■ **TASK DESCRIPTION**
Each line of the listing that contains the word "Languages" is to be copied.

Records excerpted from a collection
"""

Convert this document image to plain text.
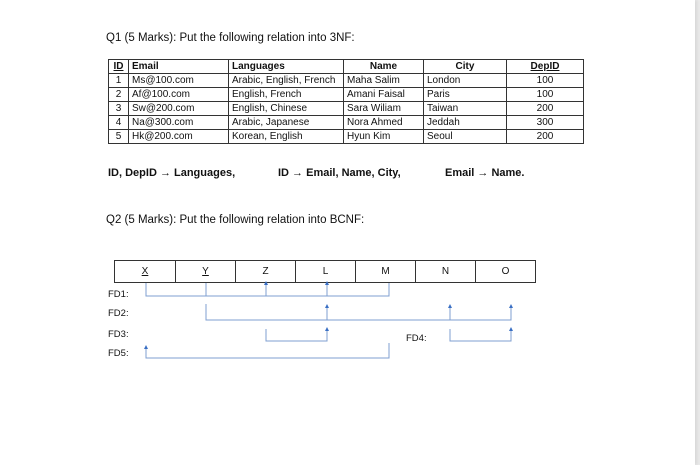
Q1 (5 Marks): Put the following relation into 3NF:
ID	Email	Languages	Name	City	DepID
1	Ms@100.com	Arabic, English, French	Maha Salim	London	100
2	Af@100.com	English, French	Amani Faisal	Paris	100
3	Sw@200.com	English, Chinese	Sara Wiliam	Taiwan	200
4	Na@300.com	Arabic, Japanese	Nora Ahmed	Jeddah	300
5	Hk@200.com	Korean, English	Hyun Kim	Seoul	200
ID, DepID → Languages,	ID → Email, Name, City,	Email → Name.
Q2 (5 Marks): Put the following relation into BCNF:
X	Y	Z	L	M	N	O
FD1:
FD2:
FD3:	FD4:
FD5:
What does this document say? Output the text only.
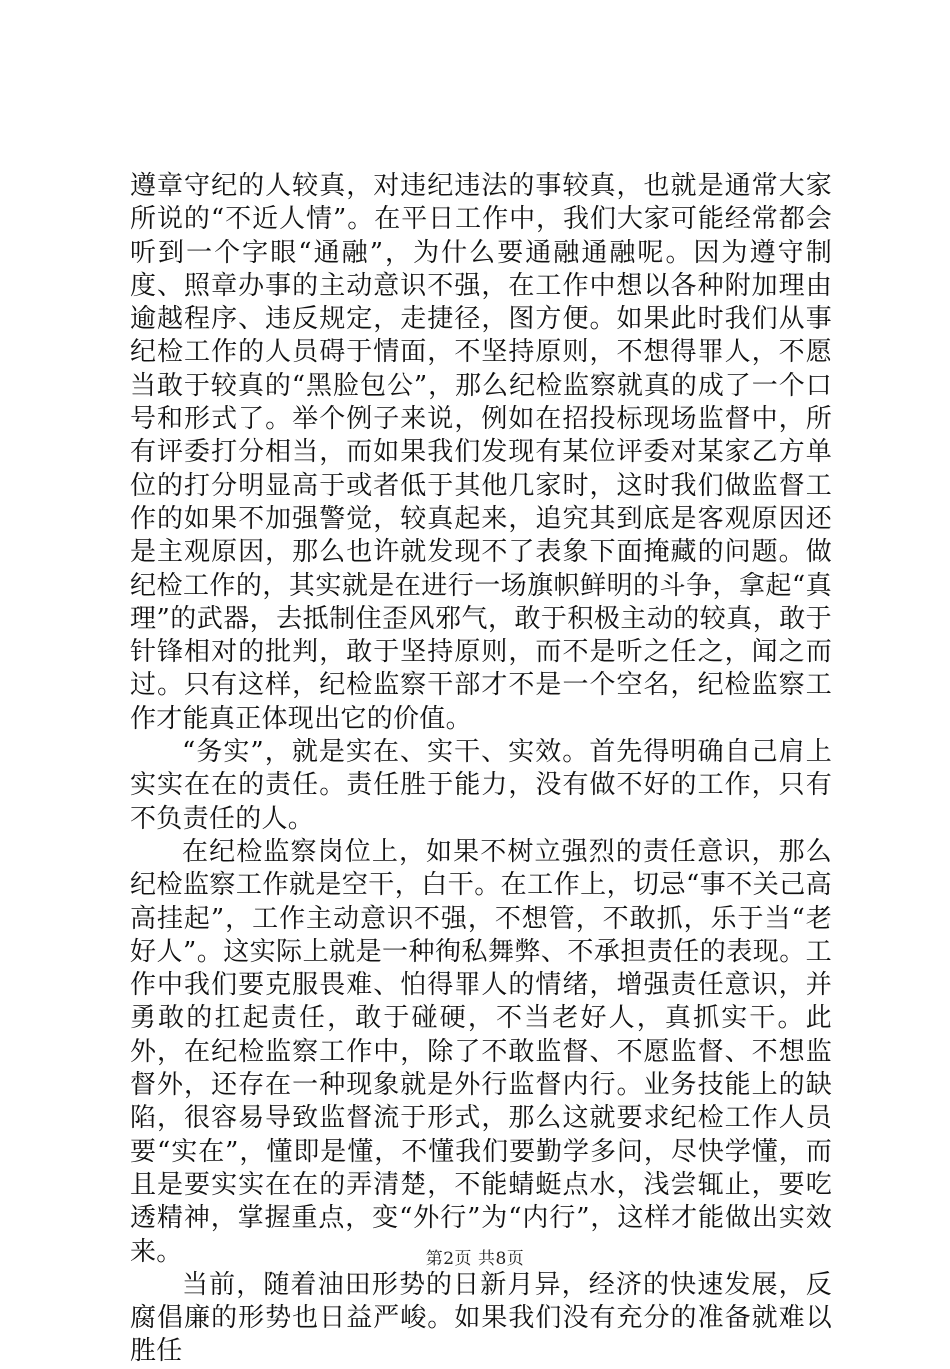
遵章守纪的人较真，对违纪违法的事较真，也就是通常大家所说的“不近人情”。在平日工作中，我们大家可能经常都会听到一个字眼“通融”，为什么要通融通融呢。因为遵守制度、照章办事的主动意识不强，在工作中想以各种附加理由逾越程序、违反规定，走捷径，图方便。如果此时我们从事纪检工作的人员碍于情面，不坚持原则，不想得罪人，不愿当敢于较真的“黑脸包公”，那么纪检监察就真的成了一个口号和形式了。举个例子来说，例如在招投标现场监督中，所有评委打分相当，而如果我们发现有某位评委对某家乙方单位的打分明显高于或者低于其他几家时，这时我们做监督工作的如果不加强警觉，较真起来，追究其到底是客观原因还是主观原因，那么也许就发现不了表象下面掩藏的问题。做纪检工作的，其实就是在进行一场旗帜鲜明的斗争，拿起“真理”的武器，去抵制住歪风邪气，敢于积极主动的较真，敢于针锋相对的批判，敢于坚持原则，而不是听之任之，闻之而过。只有这样，纪检监察干部才不是一个空名，纪检监察工作才能真正体现出它的价值。

“务实”，就是实在、实干、实效。首先得明确自己肩上实实在在的责任。责任胜于能力，没有做不好的工作，只有不负责任的人。

在纪检监察岗位上，如果不树立强烈的责任意识，那么纪检监察工作就是空干，白干。在工作上，切忌“事不关己高高挂起”，工作主动意识不强，不想管，不敢抓，乐于当“老好人”。这实际上就是一种徇私舞弊、不承担责任的表现。工作中我们要克服畏难、怕得罪人的情绪，增强责任意识，并勇敢的扛起责任，敢于碰硬，不当老好人，真抓实干。此外，在纪检监察工作中，除了不敢监督、不愿监督、不想监督外，还存在一种现象就是外行监督内行。业务技能上的缺陷，很容易导致监督流于形式，那么这就要求纪检工作人员要“实在”，懂即是懂，不懂我们要勤学多问，尽快学懂，而且是要实实在在的弄清楚，不能蜻蜓点水，浅尝辄止，要吃透精神，掌握重点，变“外行”为“内行”，这样才能做出实效来。

当前，随着油田形势的日新月异，经济的快速发展，反腐倡廉的形势也日益严峻。如果我们没有充分的准备就难以胜任

第2页 共8页
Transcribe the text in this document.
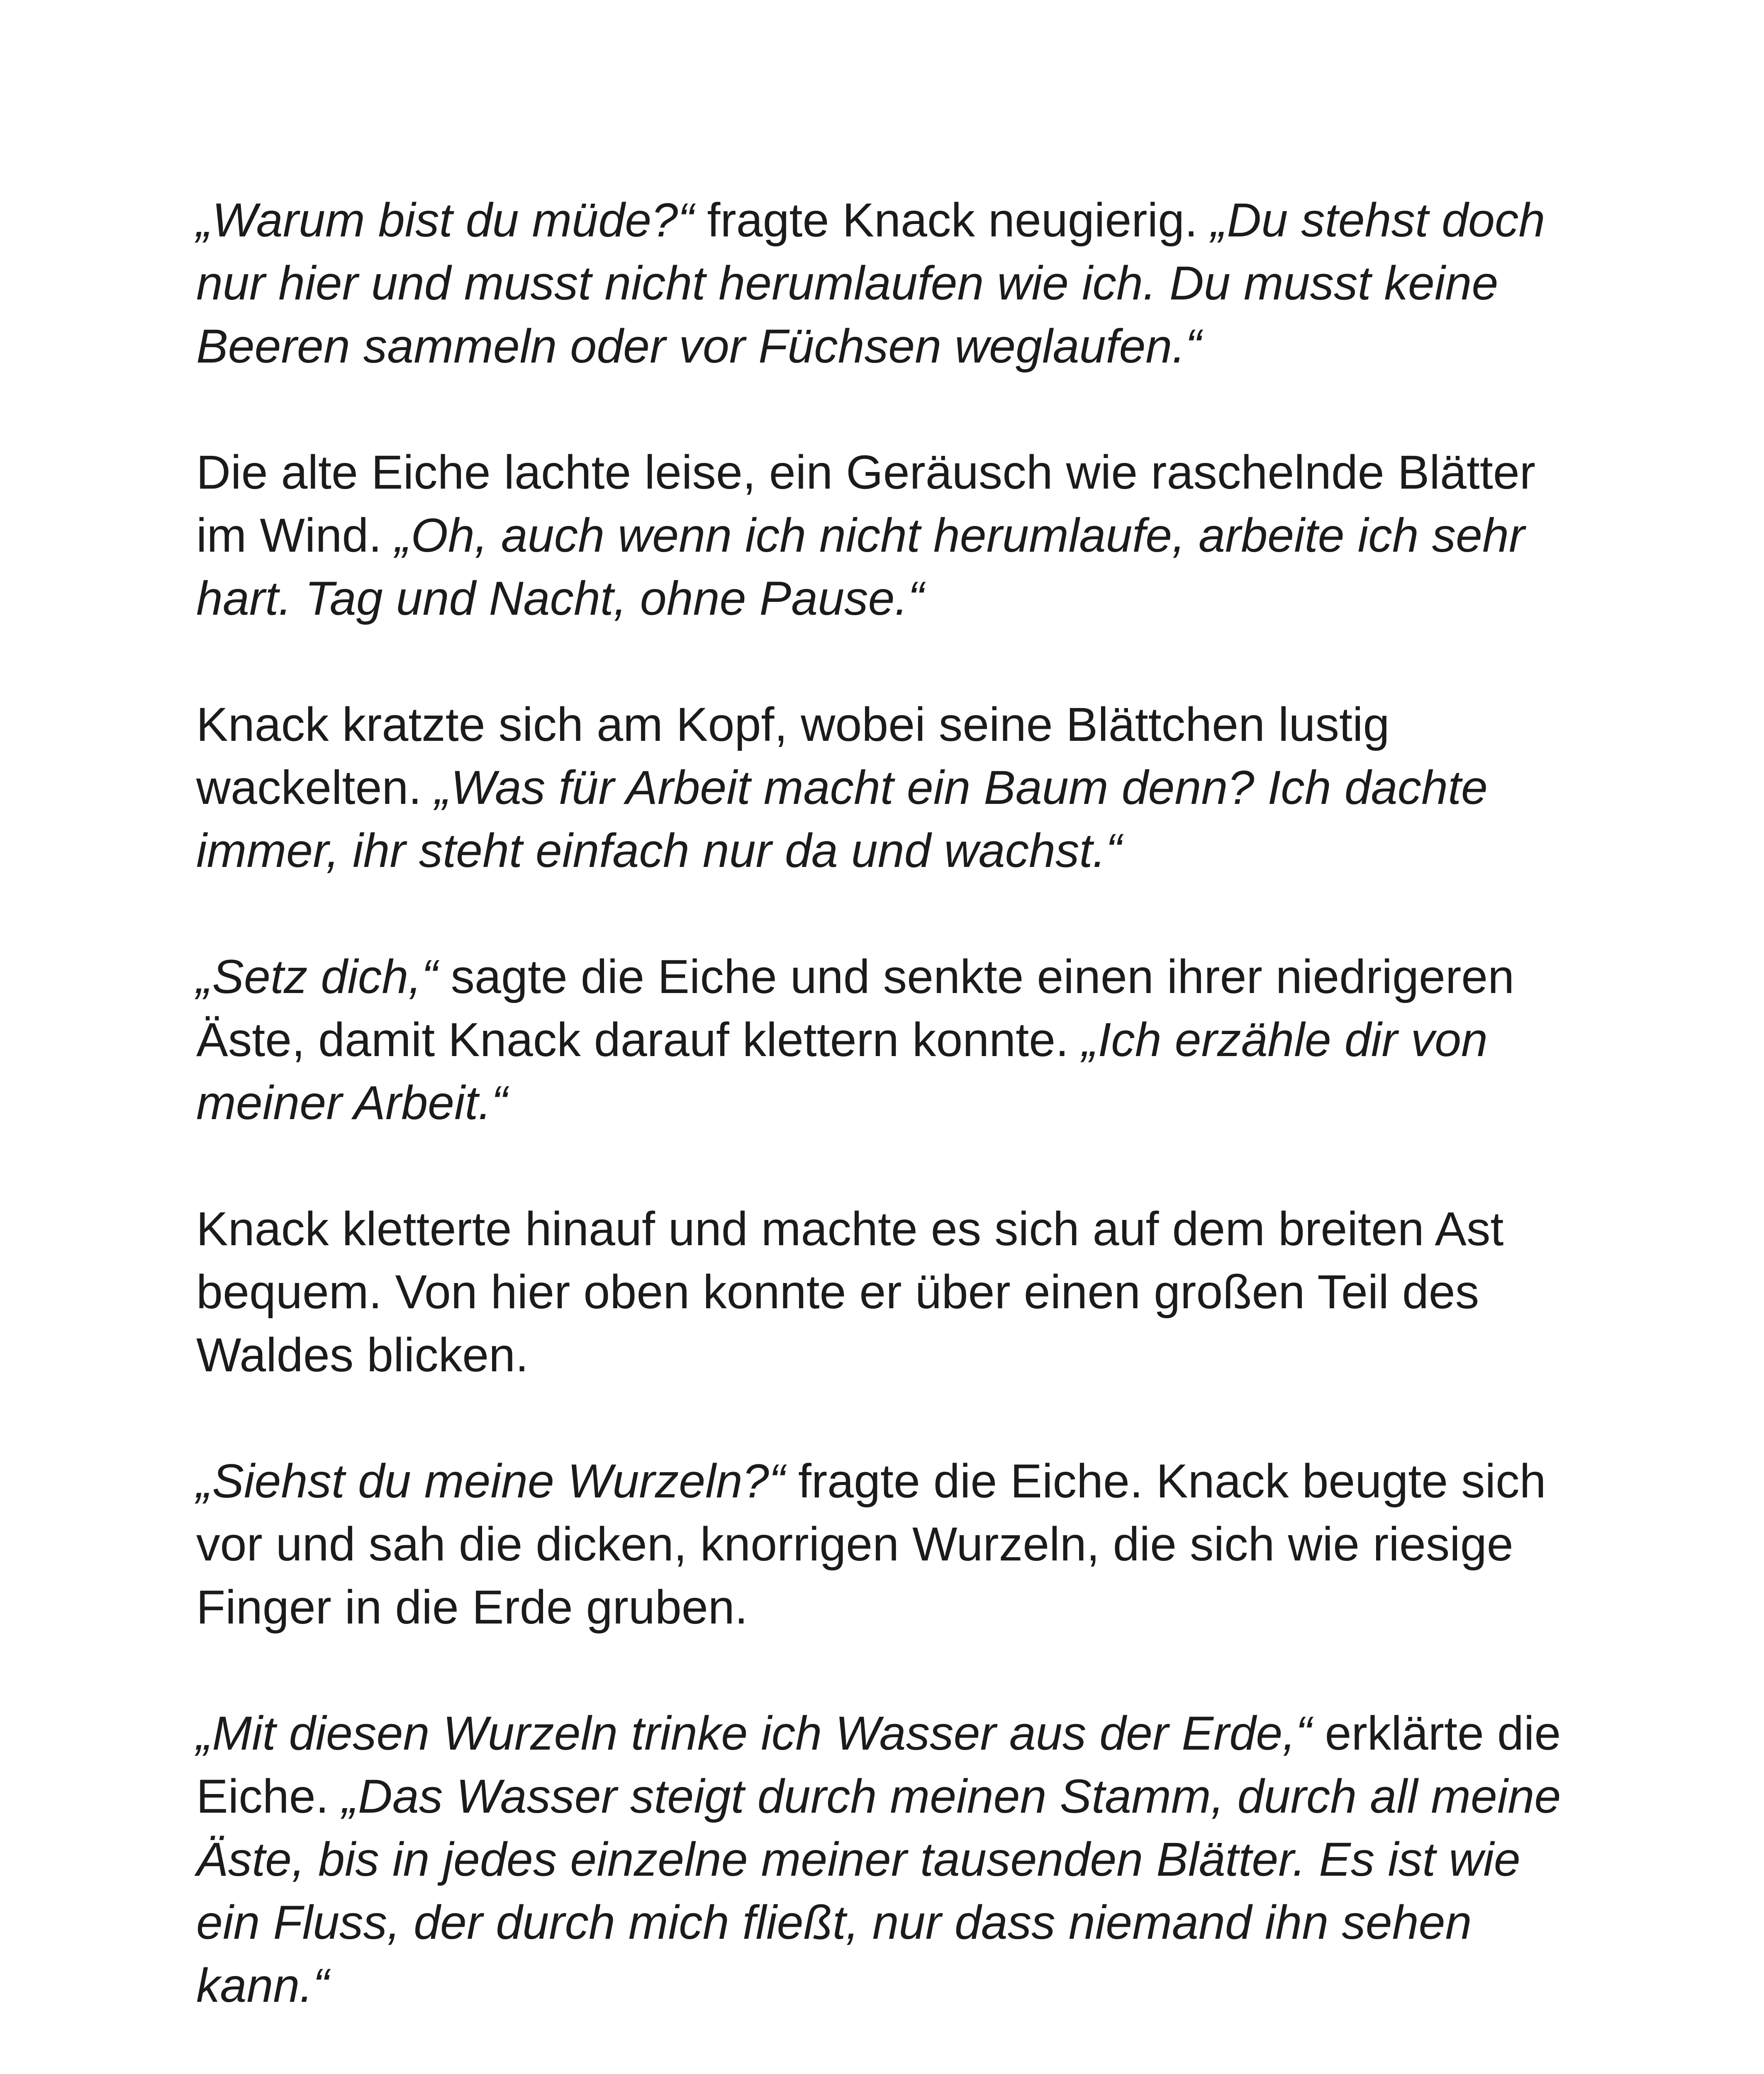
„Warum bist du müde?“ fragte Knack neugierig. „Du stehst doch nur hier und musst nicht herumlaufen wie ich. Du musst keine Beeren sammeln oder vor Füchsen weglaufen.“

Die alte Eiche lachte leise, ein Geräusch wie raschelnde Blätter im Wind. „Oh, auch wenn ich nicht herumlaufe, arbeite ich sehr hart. Tag und Nacht, ohne Pause.“

Knack kratzte sich am Kopf, wobei seine Blättchen lustig wackelten. „Was für Arbeit macht ein Baum denn? Ich dachte immer, ihr steht einfach nur da und wachst.“

„Setz dich,“ sagte die Eiche und senkte einen ihrer niedrigeren Äste, damit Knack darauf klettern konnte. „Ich erzähle dir von meiner Arbeit.“

Knack kletterte hinauf und machte es sich auf dem breiten Ast bequem. Von hier oben konnte er über einen großen Teil des Waldes blicken.

„Siehst du meine Wurzeln?“ fragte die Eiche. Knack beugte sich vor und sah die dicken, knorrigen Wurzeln, die sich wie riesige Finger in die Erde gruben.

„Mit diesen Wurzeln trinke ich Wasser aus der Erde,“ erklärte die Eiche. „Das Wasser steigt durch meinen Stamm, durch all meine Äste, bis in jedes einzelne meiner tausenden Blätter. Es ist wie ein Fluss, der durch mich fließt, nur dass niemand ihn sehen kann.“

"""

■ **CORRECT RESPONSE**
ID	Email	Languages	Name	City	DepID
ID, DepID → Languages,	ID → Email, Name, City,	Email → Name.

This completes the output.